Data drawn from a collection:
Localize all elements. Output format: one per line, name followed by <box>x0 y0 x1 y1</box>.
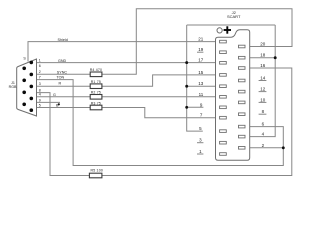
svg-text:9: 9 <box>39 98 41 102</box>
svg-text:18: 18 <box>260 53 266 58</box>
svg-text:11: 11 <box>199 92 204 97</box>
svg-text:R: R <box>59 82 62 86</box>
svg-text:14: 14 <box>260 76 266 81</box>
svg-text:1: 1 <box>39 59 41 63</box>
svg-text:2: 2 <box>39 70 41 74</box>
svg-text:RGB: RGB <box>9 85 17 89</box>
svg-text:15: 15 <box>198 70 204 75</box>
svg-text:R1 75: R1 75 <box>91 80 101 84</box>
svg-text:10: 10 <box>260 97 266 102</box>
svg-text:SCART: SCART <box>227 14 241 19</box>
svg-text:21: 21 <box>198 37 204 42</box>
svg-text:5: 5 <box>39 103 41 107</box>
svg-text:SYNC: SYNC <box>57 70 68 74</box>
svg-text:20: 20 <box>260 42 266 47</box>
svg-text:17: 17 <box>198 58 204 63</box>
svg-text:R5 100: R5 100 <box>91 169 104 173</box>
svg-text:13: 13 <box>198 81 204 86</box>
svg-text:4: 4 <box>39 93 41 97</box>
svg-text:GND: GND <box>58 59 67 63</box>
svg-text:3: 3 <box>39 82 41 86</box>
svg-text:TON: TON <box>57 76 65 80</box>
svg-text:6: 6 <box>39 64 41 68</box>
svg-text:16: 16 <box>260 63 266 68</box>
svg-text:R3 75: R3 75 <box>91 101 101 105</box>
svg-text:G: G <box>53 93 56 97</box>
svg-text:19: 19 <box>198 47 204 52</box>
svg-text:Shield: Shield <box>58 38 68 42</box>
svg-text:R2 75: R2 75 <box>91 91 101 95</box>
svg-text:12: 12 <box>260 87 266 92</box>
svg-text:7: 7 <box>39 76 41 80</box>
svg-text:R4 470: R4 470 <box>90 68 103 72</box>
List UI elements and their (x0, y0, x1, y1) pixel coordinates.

**AIM**
Go through the records above and keep only the lines that contain the string "elements". Copy each of those lines unchanged, one per line.

**OUTPUT BELOW**
Localize all elements. Output format: one per line, name followed by <box>x0 y0 x1 y1</box>.
List UI elements and their (x0, y0, x1, y1) pixel coordinates.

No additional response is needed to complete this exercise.